**Excerpt from a dataset**
•••

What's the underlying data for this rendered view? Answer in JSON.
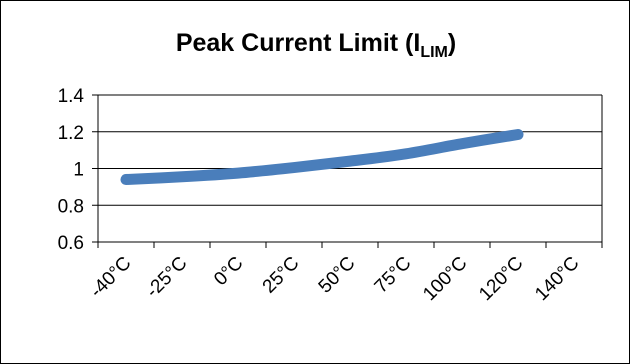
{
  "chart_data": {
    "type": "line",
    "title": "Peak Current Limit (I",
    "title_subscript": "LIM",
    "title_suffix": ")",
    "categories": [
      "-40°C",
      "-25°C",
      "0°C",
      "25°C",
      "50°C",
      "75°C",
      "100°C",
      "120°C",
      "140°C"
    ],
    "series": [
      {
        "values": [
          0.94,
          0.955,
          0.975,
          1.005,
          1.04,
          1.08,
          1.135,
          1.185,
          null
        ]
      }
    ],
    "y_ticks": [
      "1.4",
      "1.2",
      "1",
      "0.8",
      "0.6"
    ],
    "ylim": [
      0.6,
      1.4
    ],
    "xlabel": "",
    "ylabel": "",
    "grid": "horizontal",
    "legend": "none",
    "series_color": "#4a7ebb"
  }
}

•••

**Set problem**
Repeat the listing in full and exactly. Do not include any images.

**Result for this exercise**
What's the underlying data for this rendered view? Answer in JSON.
{
  "chart_data": {
    "type": "line",
    "title": "Peak Current Limit (I",
    "title_subscript": "LIM",
    "title_suffix": ")",
    "categories": [
      "-40°C",
      "-25°C",
      "0°C",
      "25°C",
      "50°C",
      "75°C",
      "100°C",
      "120°C",
      "140°C"
    ],
    "series": [
      {
        "values": [
          0.94,
          0.955,
          0.975,
          1.005,
          1.04,
          1.08,
          1.135,
          1.185,
          null
        ]
      }
    ],
    "y_ticks": [
      "1.4",
      "1.2",
      "1",
      "0.8",
      "0.6"
    ],
    "ylim": [
      0.6,
      1.4
    ],
    "xlabel": "",
    "ylabel": "",
    "grid": "horizontal",
    "legend": "none",
    "series_color": "#4a7ebb"
  }
}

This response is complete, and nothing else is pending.